» **Task to carry out**
Reproduce the records below in full and without edits, omitting images.

-------- Items --------

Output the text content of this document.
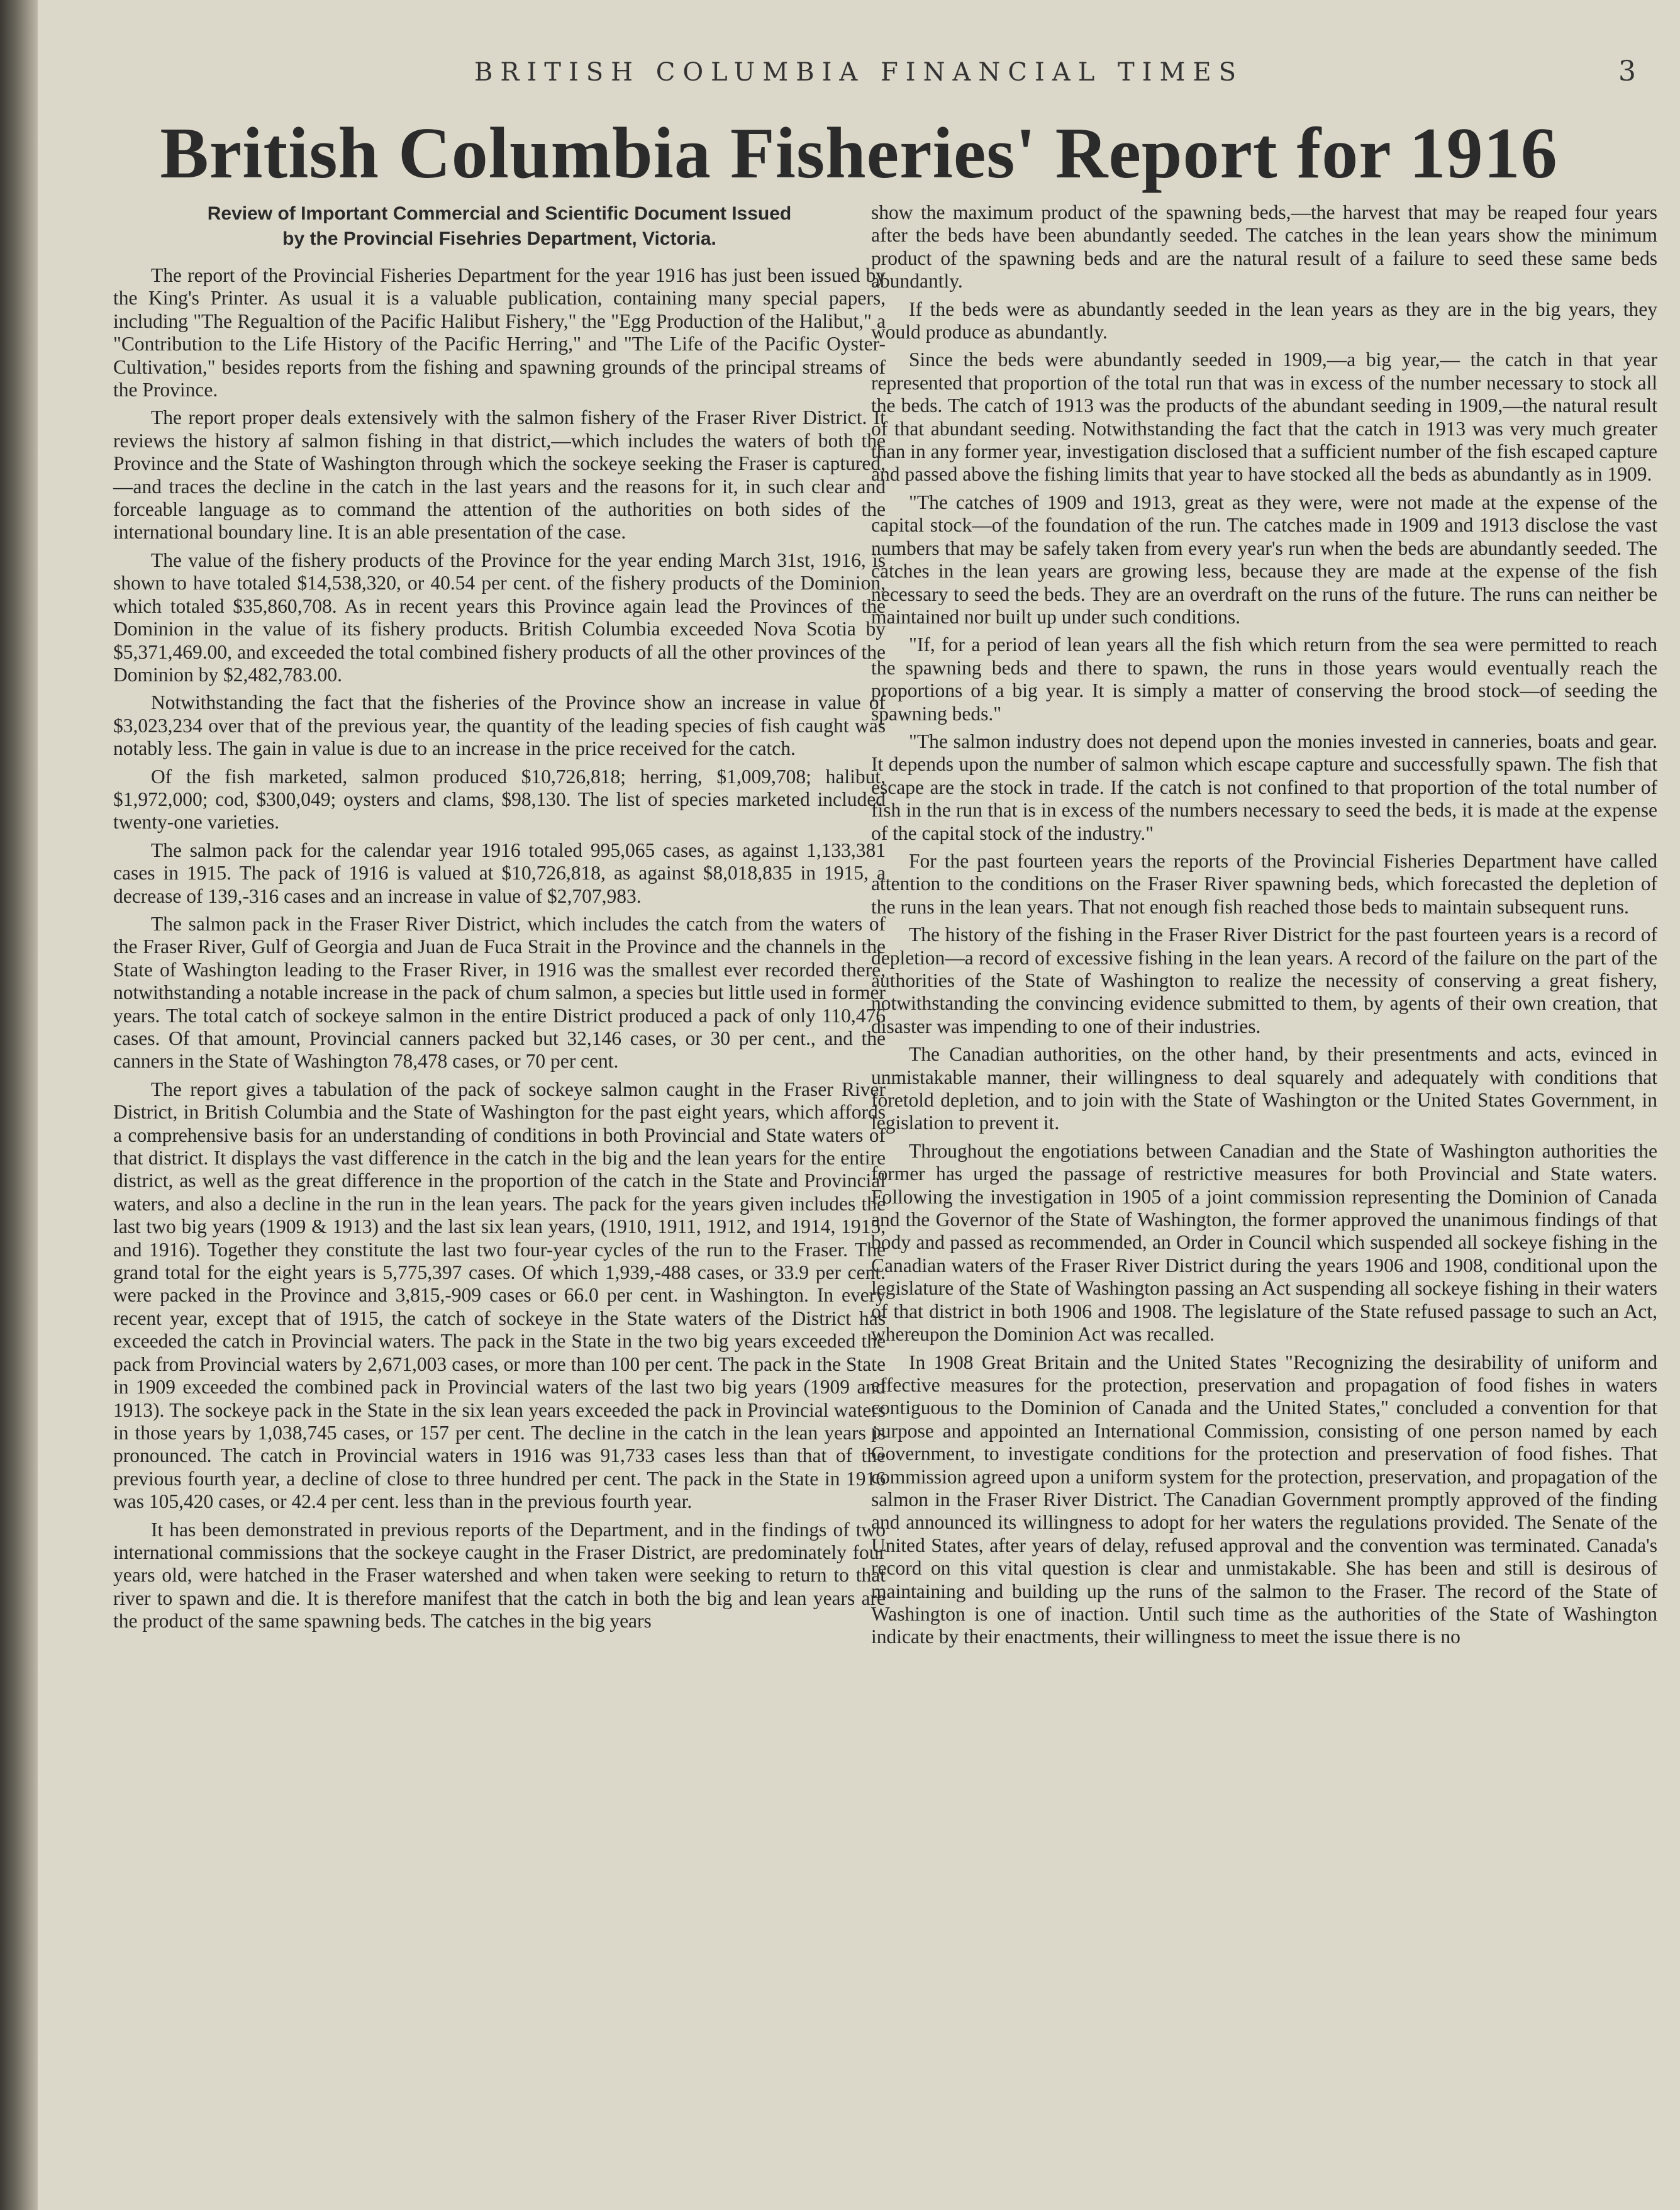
BRITISH COLUMBIA FINANCIAL TIMES	3
British Columbia Fisheries' Report for 1916
Review of Important Commercial and Scientific Document Issued
by the Provincial Fisehries Department, Victoria.

The report of the Provincial Fisheries Department for the year 1916 has just been issued by the King's Printer. As usual it is a valuable publication, containing many special papers, including "The Regualtion of the Pacific Halibut Fishery," the "Egg Production of the Halibut," a "Contribution to the Life History of the Pacific Herring," and "The Life of the Pacific Oyster-Cultivation," besides reports from the fishing and spawning grounds of the principal streams of the Province.

The report proper deals extensively with the salmon fishery of the Fraser River District. It reviews the history af salmon fishing in that district,—which includes the waters of both the Province and the State of Washington through which the sockeye seeking the Fraser is captured,—and traces the decline in the catch in the last years and the reasons for it, in such clear and forceable language as to command the attention of the authorities on both sides of the international boundary line. It is an able presentation of the case.

The value of the fishery products of the Province for the year ending March 31st, 1916, is shown to have totaled $14,538,320, or 40.54 per cent. of the fishery products of the Dominion, which totaled $35,860,708. As in recent years this Province again lead the Provinces of the Dominion in the value of its fishery products. British Columbia exceeded Nova Scotia by $5,371,469.00, and exceeded the total combined fishery products of all the other provinces of the Dominion by $2,482,783.00.

Notwithstanding the fact that the fisheries of the Province show an increase in value of $3,023,234 over that of the previous year, the quantity of the leading species of fish caught was notably less. The gain in value is due to an increase in the price received for the catch.

Of the fish marketed, salmon produced $10,726,818; herring, $1,009,708; halibut, $1,972,000; cod, $300,049; oysters and clams, $98,130. The list of species marketed included twenty-one varieties.

The salmon pack for the calendar year 1916 totaled 995,065 cases, as against 1,133,381 cases in 1915. The pack of 1916 is valued at $10,726,818, as against $8,018,835 in 1915, a decrease of 139,-316 cases and an increase in value of $2,707,983.

The salmon pack in the Fraser River District, which includes the catch from the waters of the Fraser River, Gulf of Georgia and Juan de Fuca Strait in the Province and the channels in the State of Washington leading to the Fraser River, in 1916 was the smallest ever recorded there, notwithstanding a notable increase in the pack of chum salmon, a species but little used in former years. The total catch of sockeye salmon in the entire District produced a pack of only 110,476 cases. Of that amount, Provincial canners packed but 32,146 cases, or 30 per cent., and the canners in the State of Washington 78,478 cases, or 70 per cent.

The report gives a tabulation of the pack of sockeye salmon caught in the Fraser River District, in British Columbia and the State of Washington for the past eight years, which affords a comprehensive basis for an understanding of conditions in both Provincial and State waters of that district. It displays the vast difference in the catch in the big and the lean years for the entire district, as well as the great difference in the proportion of the catch in the State and Provincial waters, and also a decline in the run in the lean years. The pack for the years given includes the last two big years (1909 & 1913) and the last six lean years, (1910, 1911, 1912, and 1914, 1915, and 1916). Together they constitute the last two four-year cycles of the run to the Fraser. The grand total for the eight years is 5,775,397 cases. Of which 1,939,-488 cases, or 33.9 per cent. were packed in the Province and 3,815,-909 cases or 66.0 per cent. in Washington. In every recent year, except that of 1915, the catch of sockeye in the State waters of the District has exceeded the catch in Provincial waters. The pack in the State in the two big years exceeded the pack from Provincial waters by 2,671,003 cases, or more than 100 per cent. The pack in the State in 1909 exceeded the combined pack in Provincial waters of the last two big years (1909 and 1913). The sockeye pack in the State in the six lean years exceeded the pack in Provincial waters in those years by 1,038,745 cases, or 157 per cent. The decline in the catch in the lean years is pronounced. The catch in Provincial waters in 1916 was 91,733 cases less than that of the previous fourth year, a decline of close to three hundred per cent. The pack in the State in 1916 was 105,420 cases, or 42.4 per cent. less than in the previous fourth year.

It has been demonstrated in previous reports of the Department, and in the findings of two international commissions that the sockeye caught in the Fraser District, are predominately four years old, were hatched in the Fraser watershed and when taken were seeking to return to that river to spawn and die. It is therefore manifest that the catch in both the big and lean years are the product of the same spawning beds. The catches in the big years

show the maximum product of the spawning beds,—the harvest that may be reaped four years after the beds have been abundantly seeded. The catches in the lean years show the minimum product of the spawning beds and are the natural result of a failure to seed these same beds abundantly.

If the beds were as abundantly seeded in the lean years as they are in the big years, they would produce as abundantly.

Since the beds were abundantly seeded in 1909,—a big year,— the catch in that year represented that proportion of the total run that was in excess of the number necessary to stock all the beds. The catch of 1913 was the products of the abundant seeding in 1909,—the natural result of that abundant seeding. Notwithstanding the fact that the catch in 1913 was very much greater than in any former year, investigation disclosed that a sufficient number of the fish escaped capture and passed above the fishing limits that year to have stocked all the beds as abundantly as in 1909.

"The catches of 1909 and 1913, great as they were, were not made at the expense of the capital stock—of the foundation of the run. The catches made in 1909 and 1913 disclose the vast numbers that may be safely taken from every year's run when the beds are abundantly seeded. The catches in the lean years are growing less, because they are made at the expense of the fish necessary to seed the beds. They are an overdraft on the runs of the future. The runs can neither be maintained nor built up under such conditions.

"If, for a period of lean years all the fish which return from the sea were permitted to reach the spawning beds and there to spawn, the runs in those years would eventually reach the proportions of a big year. It is simply a matter of conserving the brood stock—of seeding the spawning beds."

"The salmon industry does not depend upon the monies invested in canneries, boats and gear. It depends upon the number of salmon which escape capture and successfully spawn. The fish that escape are the stock in trade. If the catch is not confined to that proportion of the total number of fish in the run that is in excess of the numbers necessary to seed the beds, it is made at the expense of the capital stock of the industry."

For the past fourteen years the reports of the Provincial Fisheries Department have called attention to the conditions on the Fraser River spawning beds, which forecasted the depletion of the runs in the lean years. That not enough fish reached those beds to maintain subsequent runs.

The history of the fishing in the Fraser River District for the past fourteen years is a record of depletion—a record of excessive fishing in the lean years. A record of the failure on the part of the authorities of the State of Washington to realize the necessity of conserving a great fishery, notwithstanding the convincing evidence submitted to them, by agents of their own creation, that disaster was impending to one of their industries.

The Canadian authorities, on the other hand, by their presentments and acts, evinced in unmistakable manner, their willingness to deal squarely and adequately with conditions that foretold depletion, and to join with the State of Washington or the United States Government, in legislation to prevent it.

Throughout the engotiations between Canadian and the State of Washington authorities the former has urged the passage of restrictive measures for both Provincial and State waters. Following the investigation in 1905 of a joint commission representing the Dominion of Canada and the Governor of the State of Washington, the former approved the unanimous findings of that body and passed as recommended, an Order in Council which suspended all sockeye fishing in the Canadian waters of the Fraser River District during the years 1906 and 1908, conditional upon the legislature of the State of Washington passing an Act suspending all sockeye fishing in their waters of that district in both 1906 and 1908. The legislature of the State refused passage to such an Act, whereupon the Dominion Act was recalled.

In 1908 Great Britain and the United States "Recognizing the desirability of uniform and effective measures for the protection, preservation and propagation of food fishes in waters contiguous to the Dominion of Canada and the United States," concluded a convention for that purpose and appointed an International Commission, consisting of one person named by each Government, to investigate conditions for the protection and preservation of food fishes. That commission agreed upon a uniform system for the protection, preservation, and propagation of the salmon in the Fraser River District. The Canadian Government promptly approved of the finding and announced its willingness to adopt for her waters the regulations provided. The Senate of the United States, after years of delay, refused approval and the convention was terminated. Canada's record on this vital question is clear and unmistakable. She has been and still is desirous of maintaining and building up the runs of the salmon to the Fraser. The record of the State of Washington is one of inaction. Until such time as the authorities of the State of Washington indicate by their enactments, their willingness to meet the issue there is no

--------

» **Exercise response**
Output the text content of this document.
BRITISH COLUMBIA FINANCIAL TIMES	3
British Columbia Fisheries' Report for 1916
Review of Important Commercial and Scientific Document Issued
by the Provincial Fisehries Department, Victoria.

The report of the Provincial Fisheries Department for the year 1916 has just been issued by the King's Printer. As usual it is a valuable publication, containing many special papers, including "The Regualtion of the Pacific Halibut Fishery," the "Egg Production of the Halibut," a "Contribution to the Life History of the Pacific Herring," and "The Life of the Pacific Oyster-Cultivation," besides reports from the fishing and spawning grounds of the principal streams of the Province.

The report proper deals extensively with the salmon fishery of the Fraser River District. It reviews the history af salmon fishing in that district,—which includes the waters of both the Province and the State of Washington through which the sockeye seeking the Fraser is captured,—and traces the decline in the catch in the last years and the reasons for it, in such clear and forceable language as to command the attention of the authorities on both sides of the international boundary line. It is an able presentation of the case.

The value of the fishery products of the Province for the year ending March 31st, 1916, is shown to have totaled $14,538,320, or 40.54 per cent. of the fishery products of the Dominion, which totaled $35,860,708. As in recent years this Province again lead the Provinces of the Dominion in the value of its fishery products. British Columbia exceeded Nova Scotia by $5,371,469.00, and exceeded the total combined fishery products of all the other provinces of the Dominion by $2,482,783.00.

Notwithstanding the fact that the fisheries of the Province show an increase in value of $3,023,234 over that of the previous year, the quantity of the leading species of fish caught was notably less. The gain in value is due to an increase in the price received for the catch.

Of the fish marketed, salmon produced $10,726,818; herring, $1,009,708; halibut, $1,972,000; cod, $300,049; oysters and clams, $98,130. The list of species marketed included twenty-one varieties.

The salmon pack for the calendar year 1916 totaled 995,065 cases, as against 1,133,381 cases in 1915. The pack of 1916 is valued at $10,726,818, as against $8,018,835 in 1915, a decrease of 139,-316 cases and an increase in value of $2,707,983.

The salmon pack in the Fraser River District, which includes the catch from the waters of the Fraser River, Gulf of Georgia and Juan de Fuca Strait in the Province and the channels in the State of Washington leading to the Fraser River, in 1916 was the smallest ever recorded there, notwithstanding a notable increase in the pack of chum salmon, a species but little used in former years. The total catch of sockeye salmon in the entire District produced a pack of only 110,476 cases. Of that amount, Provincial canners packed but 32,146 cases, or 30 per cent., and the canners in the State of Washington 78,478 cases, or 70 per cent.

The report gives a tabulation of the pack of sockeye salmon caught in the Fraser River District, in British Columbia and the State of Washington for the past eight years, which affords a comprehensive basis for an understanding of conditions in both Provincial and State waters of that district. It displays the vast difference in the catch in the big and the lean years for the entire district, as well as the great difference in the proportion of the catch in the State and Provincial waters, and also a decline in the run in the lean years. The pack for the years given includes the last two big years (1909 & 1913) and the last six lean years, (1910, 1911, 1912, and 1914, 1915, and 1916). Together they constitute the last two four-year cycles of the run to the Fraser. The grand total for the eight years is 5,775,397 cases. Of which 1,939,-488 cases, or 33.9 per cent. were packed in the Province and 3,815,-909 cases or 66.0 per cent. in Washington. In every recent year, except that of 1915, the catch of sockeye in the State waters of the District has exceeded the catch in Provincial waters. The pack in the State in the two big years exceeded the pack from Provincial waters by 2,671,003 cases, or more than 100 per cent. The pack in the State in 1909 exceeded the combined pack in Provincial waters of the last two big years (1909 and 1913). The sockeye pack in the State in the six lean years exceeded the pack in Provincial waters in those years by 1,038,745 cases, or 157 per cent. The decline in the catch in the lean years is pronounced. The catch in Provincial waters in 1916 was 91,733 cases less than that of the previous fourth year, a decline of close to three hundred per cent. The pack in the State in 1916 was 105,420 cases, or 42.4 per cent. less than in the previous fourth year.

It has been demonstrated in previous reports of the Department, and in the findings of two international commissions that the sockeye caught in the Fraser District, are predominately four years old, were hatched in the Fraser watershed and when taken were seeking to return to that river to spawn and die. It is therefore manifest that the catch in both the big and lean years are the product of the same spawning beds. The catches in the big years

show the maximum product of the spawning beds,—the harvest that may be reaped four years after the beds have been abundantly seeded. The catches in the lean years show the minimum product of the spawning beds and are the natural result of a failure to seed these same beds abundantly.

If the beds were as abundantly seeded in the lean years as they are in the big years, they would produce as abundantly.

Since the beds were abundantly seeded in 1909,—a big year,— the catch in that year represented that proportion of the total run that was in excess of the number necessary to stock all the beds. The catch of 1913 was the products of the abundant seeding in 1909,—the natural result of that abundant seeding. Notwithstanding the fact that the catch in 1913 was very much greater than in any former year, investigation disclosed that a sufficient number of the fish escaped capture and passed above the fishing limits that year to have stocked all the beds as abundantly as in 1909.

"The catches of 1909 and 1913, great as they were, were not made at the expense of the capital stock—of the foundation of the run. The catches made in 1909 and 1913 disclose the vast numbers that may be safely taken from every year's run when the beds are abundantly seeded. The catches in the lean years are growing less, because they are made at the expense of the fish necessary to seed the beds. They are an overdraft on the runs of the future. The runs can neither be maintained nor built up under such conditions.

"If, for a period of lean years all the fish which return from the sea were permitted to reach the spawning beds and there to spawn, the runs in those years would eventually reach the proportions of a big year. It is simply a matter of conserving the brood stock—of seeding the spawning beds."

"The salmon industry does not depend upon the monies invested in canneries, boats and gear. It depends upon the number of salmon which escape capture and successfully spawn. The fish that escape are the stock in trade. If the catch is not confined to that proportion of the total number of fish in the run that is in excess of the numbers necessary to seed the beds, it is made at the expense of the capital stock of the industry."

For the past fourteen years the reports of the Provincial Fisheries Department have called attention to the conditions on the Fraser River spawning beds, which forecasted the depletion of the runs in the lean years. That not enough fish reached those beds to maintain subsequent runs.

The history of the fishing in the Fraser River District for the past fourteen years is a record of depletion—a record of excessive fishing in the lean years. A record of the failure on the part of the authorities of the State of Washington to realize the necessity of conserving a great fishery, notwithstanding the convincing evidence submitted to them, by agents of their own creation, that disaster was impending to one of their industries.

The Canadian authorities, on the other hand, by their presentments and acts, evinced in unmistakable manner, their willingness to deal squarely and adequately with conditions that foretold depletion, and to join with the State of Washington or the United States Government, in legislation to prevent it.

Throughout the engotiations between Canadian and the State of Washington authorities the former has urged the passage of restrictive measures for both Provincial and State waters. Following the investigation in 1905 of a joint commission representing the Dominion of Canada and the Governor of the State of Washington, the former approved the unanimous findings of that body and passed as recommended, an Order in Council which suspended all sockeye fishing in the Canadian waters of the Fraser River District during the years 1906 and 1908, conditional upon the legislature of the State of Washington passing an Act suspending all sockeye fishing in their waters of that district in both 1906 and 1908. The legislature of the State refused passage to such an Act, whereupon the Dominion Act was recalled.

In 1908 Great Britain and the United States "Recognizing the desirability of uniform and effective measures for the protection, preservation and propagation of food fishes in waters contiguous to the Dominion of Canada and the United States," concluded a convention for that purpose and appointed an International Commission, consisting of one person named by each Government, to investigate conditions for the protection and preservation of food fishes. That commission agreed upon a uniform system for the protection, preservation, and propagation of the salmon in the Fraser River District. The Canadian Government promptly approved of the finding and announced its willingness to adopt for her waters the regulations provided. The Senate of the United States, after years of delay, refused approval and the convention was terminated. Canada's record on this vital question is clear and unmistakable. She has been and still is desirous of maintaining and building up the runs of the salmon to the Fraser. The record of the State of Washington is one of inaction. Until such time as the authorities of the State of Washington indicate by their enactments, their willingness to meet the issue there is no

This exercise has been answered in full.